Data to process -
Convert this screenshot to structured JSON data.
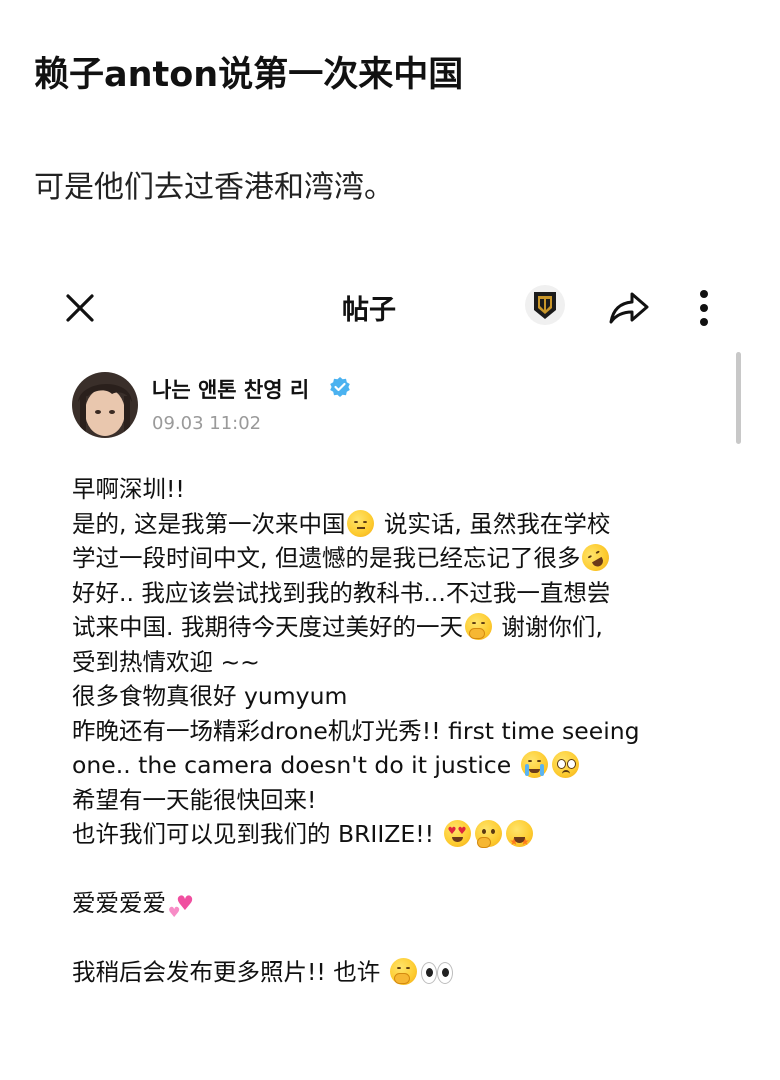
{
  "article": {
    "title": "赖子anton说第一次来中国",
    "subtitle": "可是他们去过香港和湾湾。"
  },
  "topbar": {
    "title": "帖子",
    "icons": [
      "close-icon",
      "app-badge-icon",
      "share-icon",
      "more-vertical-icon"
    ]
  },
  "post": {
    "author": "나는 앤톤 찬영 리",
    "verified_color": "#4bb2f0",
    "time": "09.03 11:02",
    "lines": {
      "l1": "早啊深圳!!",
      "l2a": "是的, 这是我第一次来中国",
      "l2b": " 说实话, 虽然我在学校",
      "l3": "学过一段时间中文, 但遗憾的是我已经忘记了很多",
      "l4": "好好.. 我应该尝试找到我的教科书...不过我一直想尝",
      "l5a": "试来中国. 我期待今天度过美好的一天",
      "l5b": "  谢谢你们,",
      "l6": "受到热情欢迎 ~~",
      "l7": "很多食物真很好 yumyum",
      "l8": "昨晚还有一场精彩drone机灯光秀!! first time seeing",
      "l9": "one.. the camera doesn't do it justice ",
      "l10": "希望有一天能很快回来!",
      "l11": "也许我们可以见到我们的 BRIIZE!! ",
      "l12": "爱爱爱爱",
      "l13": "我稍后会发布更多照片!! 也许 "
    },
    "emoji_names": [
      "pensive-face",
      "rofl-face",
      "hand-over-mouth-face",
      "crying-face",
      "pleading-face",
      "heart-eyes-face",
      "thinking-face",
      "star-struck-face",
      "two-hearts",
      "hand-over-mouth-face",
      "eyes"
    ]
  }
}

Work to complete -
Images must not appear in the copy; reproduce everything else in the records verbatim.

Solution to the exercise -
Convert this screenshot to structured JSON data.
{
  "article": {
    "title": "赖子anton说第一次来中国",
    "subtitle": "可是他们去过香港和湾湾。"
  },
  "topbar": {
    "title": "帖子",
    "icons": [
      "close-icon",
      "app-badge-icon",
      "share-icon",
      "more-vertical-icon"
    ]
  },
  "post": {
    "author": "나는 앤톤 찬영 리",
    "verified_color": "#4bb2f0",
    "time": "09.03 11:02",
    "lines": {
      "l1": "早啊深圳!!",
      "l2a": "是的, 这是我第一次来中国",
      "l2b": " 说实话, 虽然我在学校",
      "l3": "学过一段时间中文, 但遗憾的是我已经忘记了很多",
      "l4": "好好.. 我应该尝试找到我的教科书...不过我一直想尝",
      "l5a": "试来中国. 我期待今天度过美好的一天",
      "l5b": "  谢谢你们,",
      "l6": "受到热情欢迎 ~~",
      "l7": "很多食物真很好 yumyum",
      "l8": "昨晚还有一场精彩drone机灯光秀!! first time seeing",
      "l9": "one.. the camera doesn't do it justice ",
      "l10": "希望有一天能很快回来!",
      "l11": "也许我们可以见到我们的 BRIIZE!! ",
      "l12": "爱爱爱爱",
      "l13": "我稍后会发布更多照片!! 也许 "
    },
    "emoji_names": [
      "pensive-face",
      "rofl-face",
      "hand-over-mouth-face",
      "crying-face",
      "pleading-face",
      "heart-eyes-face",
      "thinking-face",
      "star-struck-face",
      "two-hearts",
      "hand-over-mouth-face",
      "eyes"
    ]
  }
}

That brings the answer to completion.